Stated goal:
Pick out each line of the records in which the word "Files" appears.

::::::

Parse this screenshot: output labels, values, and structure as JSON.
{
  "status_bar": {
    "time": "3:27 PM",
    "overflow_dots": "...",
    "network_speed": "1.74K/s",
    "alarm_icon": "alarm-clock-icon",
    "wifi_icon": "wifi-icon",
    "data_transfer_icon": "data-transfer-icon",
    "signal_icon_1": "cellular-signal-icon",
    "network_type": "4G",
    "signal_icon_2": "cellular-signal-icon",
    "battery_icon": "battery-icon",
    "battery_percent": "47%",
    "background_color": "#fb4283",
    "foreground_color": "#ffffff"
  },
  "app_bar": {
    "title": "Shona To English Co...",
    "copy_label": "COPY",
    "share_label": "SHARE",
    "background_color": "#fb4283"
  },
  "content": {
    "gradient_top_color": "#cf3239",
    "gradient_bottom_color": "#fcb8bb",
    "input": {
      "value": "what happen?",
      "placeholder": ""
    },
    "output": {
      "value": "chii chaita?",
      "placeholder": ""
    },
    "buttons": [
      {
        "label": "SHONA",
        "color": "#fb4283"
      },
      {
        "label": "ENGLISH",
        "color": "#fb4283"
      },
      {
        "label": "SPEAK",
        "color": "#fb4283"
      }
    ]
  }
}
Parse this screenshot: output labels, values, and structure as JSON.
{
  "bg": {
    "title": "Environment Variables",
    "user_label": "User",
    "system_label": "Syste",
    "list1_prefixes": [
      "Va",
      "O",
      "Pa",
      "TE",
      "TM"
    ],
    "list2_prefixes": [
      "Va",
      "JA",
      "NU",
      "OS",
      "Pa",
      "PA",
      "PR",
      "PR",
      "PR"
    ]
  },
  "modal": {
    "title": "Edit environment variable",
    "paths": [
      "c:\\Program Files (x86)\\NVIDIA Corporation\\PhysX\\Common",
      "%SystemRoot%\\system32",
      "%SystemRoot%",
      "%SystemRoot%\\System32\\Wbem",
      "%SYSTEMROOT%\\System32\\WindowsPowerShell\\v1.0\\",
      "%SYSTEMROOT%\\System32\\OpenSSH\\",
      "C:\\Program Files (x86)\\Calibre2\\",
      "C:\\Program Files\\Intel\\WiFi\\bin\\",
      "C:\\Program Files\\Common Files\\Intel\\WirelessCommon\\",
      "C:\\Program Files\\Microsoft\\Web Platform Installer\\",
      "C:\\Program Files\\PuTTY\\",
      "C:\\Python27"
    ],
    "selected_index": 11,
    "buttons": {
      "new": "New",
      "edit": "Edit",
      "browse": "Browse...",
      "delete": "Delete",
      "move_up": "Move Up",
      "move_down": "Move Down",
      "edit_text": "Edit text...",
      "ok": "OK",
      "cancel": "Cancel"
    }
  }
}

::::::

Completed task:
      "c:\\Program Files (x86)\\NVIDIA Corporation\\PhysX\\Common",
      "C:\\Program Files (x86)\\Calibre2\\",
      "C:\\Program Files\\Intel\\WiFi\\bin\\",
      "C:\\Program Files\\Common Files\\Intel\\WirelessCommon\\",
      "C:\\Program Files\\Microsoft\\Web Platform Installer\\",
      "C:\\Program Files\\PuTTY\\",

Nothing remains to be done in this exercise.